Reproduce every entry below precisely. Pictures are excluded from the copy.
# # #
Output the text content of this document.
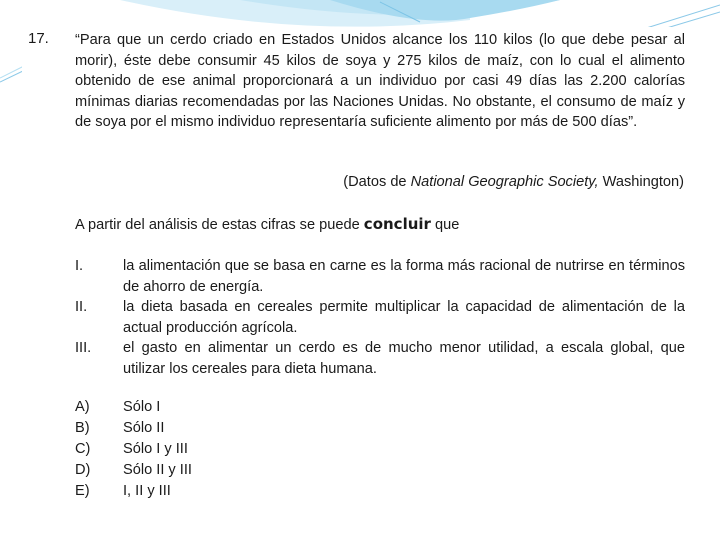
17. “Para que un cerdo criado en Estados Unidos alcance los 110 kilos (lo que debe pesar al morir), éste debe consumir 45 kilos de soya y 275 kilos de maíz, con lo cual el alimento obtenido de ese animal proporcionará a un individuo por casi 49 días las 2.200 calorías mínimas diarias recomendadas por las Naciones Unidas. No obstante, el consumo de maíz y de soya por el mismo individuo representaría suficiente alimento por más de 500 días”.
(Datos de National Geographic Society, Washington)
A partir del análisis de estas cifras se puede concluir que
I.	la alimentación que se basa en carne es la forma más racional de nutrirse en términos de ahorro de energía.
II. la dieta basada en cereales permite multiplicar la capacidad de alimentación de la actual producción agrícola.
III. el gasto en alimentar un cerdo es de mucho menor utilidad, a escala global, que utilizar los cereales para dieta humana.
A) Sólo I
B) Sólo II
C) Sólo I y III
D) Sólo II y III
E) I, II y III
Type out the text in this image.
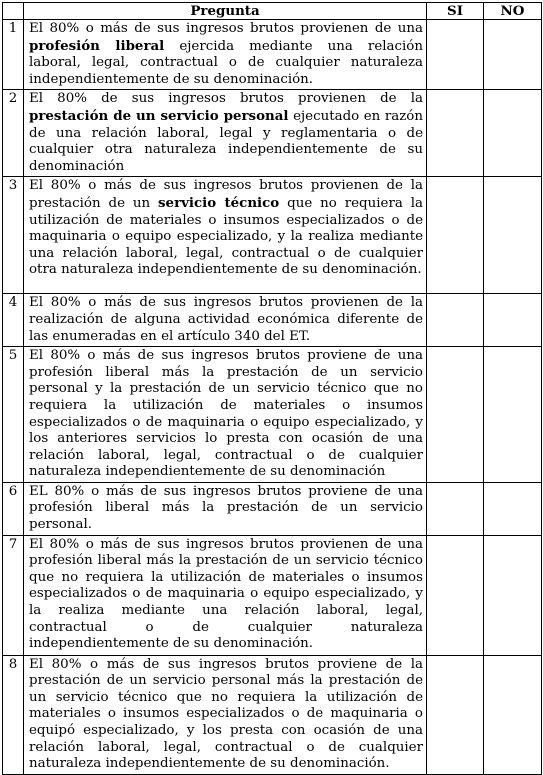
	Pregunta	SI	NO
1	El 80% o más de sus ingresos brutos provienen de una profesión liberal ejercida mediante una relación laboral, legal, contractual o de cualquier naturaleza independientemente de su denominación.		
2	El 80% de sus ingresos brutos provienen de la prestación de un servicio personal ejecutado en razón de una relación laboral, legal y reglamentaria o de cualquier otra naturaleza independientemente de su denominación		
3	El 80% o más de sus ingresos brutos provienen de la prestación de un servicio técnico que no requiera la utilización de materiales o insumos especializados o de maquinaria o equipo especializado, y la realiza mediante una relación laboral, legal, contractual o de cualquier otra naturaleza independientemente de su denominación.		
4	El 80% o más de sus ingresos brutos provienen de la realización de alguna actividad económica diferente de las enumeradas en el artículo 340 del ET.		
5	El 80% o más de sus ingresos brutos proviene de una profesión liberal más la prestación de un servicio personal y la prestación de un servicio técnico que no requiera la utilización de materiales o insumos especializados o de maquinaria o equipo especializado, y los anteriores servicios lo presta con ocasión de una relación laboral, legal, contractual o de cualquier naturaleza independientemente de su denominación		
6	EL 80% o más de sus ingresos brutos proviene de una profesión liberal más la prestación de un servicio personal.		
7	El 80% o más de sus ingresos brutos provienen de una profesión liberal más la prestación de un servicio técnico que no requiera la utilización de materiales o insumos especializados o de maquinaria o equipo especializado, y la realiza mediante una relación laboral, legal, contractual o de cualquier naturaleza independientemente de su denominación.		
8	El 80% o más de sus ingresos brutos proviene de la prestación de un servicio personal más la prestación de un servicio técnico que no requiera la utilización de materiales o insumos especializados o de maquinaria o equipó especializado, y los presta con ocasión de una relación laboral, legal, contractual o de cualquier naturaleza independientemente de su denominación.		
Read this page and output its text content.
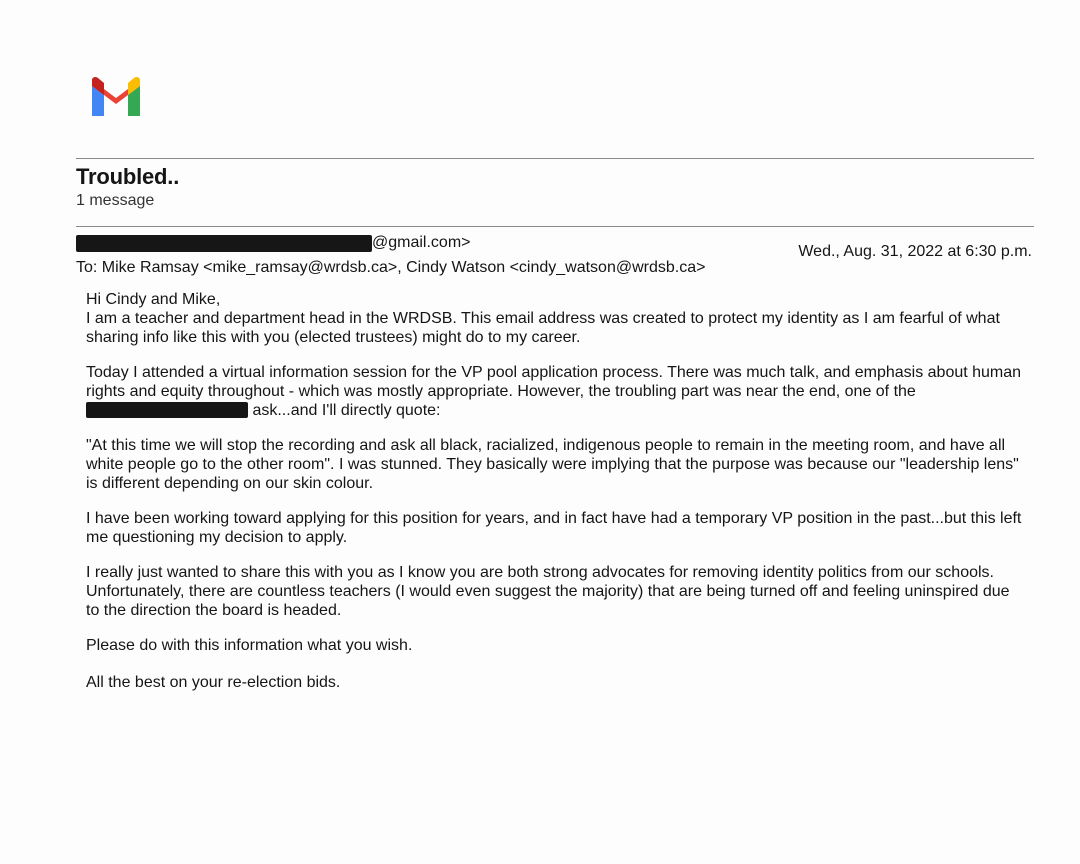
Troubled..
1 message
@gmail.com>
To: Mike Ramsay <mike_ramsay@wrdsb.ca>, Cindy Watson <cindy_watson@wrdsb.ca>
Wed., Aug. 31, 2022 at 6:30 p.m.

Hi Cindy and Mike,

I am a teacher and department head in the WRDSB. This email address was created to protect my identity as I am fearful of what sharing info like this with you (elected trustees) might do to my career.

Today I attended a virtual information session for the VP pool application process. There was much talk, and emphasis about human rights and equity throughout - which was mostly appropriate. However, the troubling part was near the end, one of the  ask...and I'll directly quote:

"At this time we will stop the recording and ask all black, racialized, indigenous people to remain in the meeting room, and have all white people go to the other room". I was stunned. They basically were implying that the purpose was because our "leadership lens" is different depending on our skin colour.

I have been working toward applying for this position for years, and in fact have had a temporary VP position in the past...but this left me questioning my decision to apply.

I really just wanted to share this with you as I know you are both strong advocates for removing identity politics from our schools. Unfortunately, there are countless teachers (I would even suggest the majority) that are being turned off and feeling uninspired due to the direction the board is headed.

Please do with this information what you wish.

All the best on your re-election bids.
# # #
COMPLETED EXERCISE.
Output the text content of this document.
17. “Para que un cerdo criado en Estados Unidos alcance los 110 kilos (lo que debe pesar al morir), éste debe consumir 45 kilos de soya y 275 kilos de maíz, con lo cual el alimento obtenido de ese animal proporcionará a un individuo por casi 49 días las 2.200 calorías mínimas diarias recomendadas por las Naciones Unidas. No obstante, el consumo de maíz y de soya por el mismo individuo representaría suficiente alimento por más de 500 días”.
(Datos de National Geographic Society, Washington)
A partir del análisis de estas cifras se puede concluir que
I.	la alimentación que se basa en carne es la forma más racional de nutrirse en términos de ahorro de energía.
II. la dieta basada en cereales permite multiplicar la capacidad de alimentación de la actual producción agrícola.
III. el gasto en alimentar un cerdo es de mucho menor utilidad, a escala global, que utilizar los cereales para dieta humana.
A) Sólo I
B) Sólo II
C) Sólo I y III
D) Sólo II y III
E) I, II y III
Type out the text in this image.
	Pregunta	SI	NO
1	El 80% o más de sus ingresos brutos provienen de una profesión liberal ejercida mediante una relación laboral, legal, contractual o de cualquier naturaleza independientemente de su denominación.		
2	El 80% de sus ingresos brutos provienen de la prestación de un servicio personal ejecutado en razón de una relación laboral, legal y reglamentaria o de cualquier otra naturaleza independientemente de su denominación		
3	El 80% o más de sus ingresos brutos provienen de la prestación de un servicio técnico que no requiera la utilización de materiales o insumos especializados o de maquinaria o equipo especializado, y la realiza mediante una relación laboral, legal, contractual o de cualquier otra naturaleza independientemente de su denominación.		
4	El 80% o más de sus ingresos brutos provienen de la realización de alguna actividad económica diferente de las enumeradas en el artículo 340 del ET.		
5	El 80% o más de sus ingresos brutos proviene de una profesión liberal más la prestación de un servicio personal y la prestación de un servicio técnico que no requiera la utilización de materiales o insumos especializados o de maquinaria o equipo especializado, y los anteriores servicios lo presta con ocasión de una relación laboral, legal, contractual o de cualquier naturaleza independientemente de su denominación		
6	EL 80% o más de sus ingresos brutos proviene de una profesión liberal más la prestación de un servicio personal.		
7	El 80% o más de sus ingresos brutos provienen de una profesión liberal más la prestación de un servicio técnico que no requiera la utilización de materiales o insumos especializados o de maquinaria o equipo especializado, y la realiza mediante una relación laboral, legal, contractual o de cualquier naturaleza independientemente de su denominación.		
8	El 80% o más de sus ingresos brutos proviene de la prestación de un servicio personal más la prestación de un servicio técnico que no requiera la utilización de materiales o insumos especializados o de maquinaria o equipó especializado, y los presta con ocasión de una relación laboral, legal, contractual o de cualquier naturaleza independientemente de su denominación.		
Read this page and output its text content.
Troubled..
1 message
@gmail.com>
To: Mike Ramsay <mike_ramsay@wrdsb.ca>, Cindy Watson <cindy_watson@wrdsb.ca>
Wed., Aug. 31, 2022 at 6:30 p.m.

Hi Cindy and Mike,

I am a teacher and department head in the WRDSB. This email address was created to protect my identity as I am fearful of what sharing info like this with you (elected trustees) might do to my career.

Today I attended a virtual information session for the VP pool application process. There was much talk, and emphasis about human rights and equity throughout - which was mostly appropriate. However, the troubling part was near the end, one of the  ask...and I'll directly quote:

"At this time we will stop the recording and ask all black, racialized, indigenous people to remain in the meeting room, and have all white people go to the other room". I was stunned. They basically were implying that the purpose was because our "leadership lens" is different depending on our skin colour.

I have been working toward applying for this position for years, and in fact have had a temporary VP position in the past...but this left me questioning my decision to apply.

I really just wanted to share this with you as I know you are both strong advocates for removing identity politics from our schools. Unfortunately, there are countless teachers (I would even suggest the majority) that are being turned off and feeling uninspired due to the direction the board is headed.

Please do with this information what you wish.

All the best on your re-election bids.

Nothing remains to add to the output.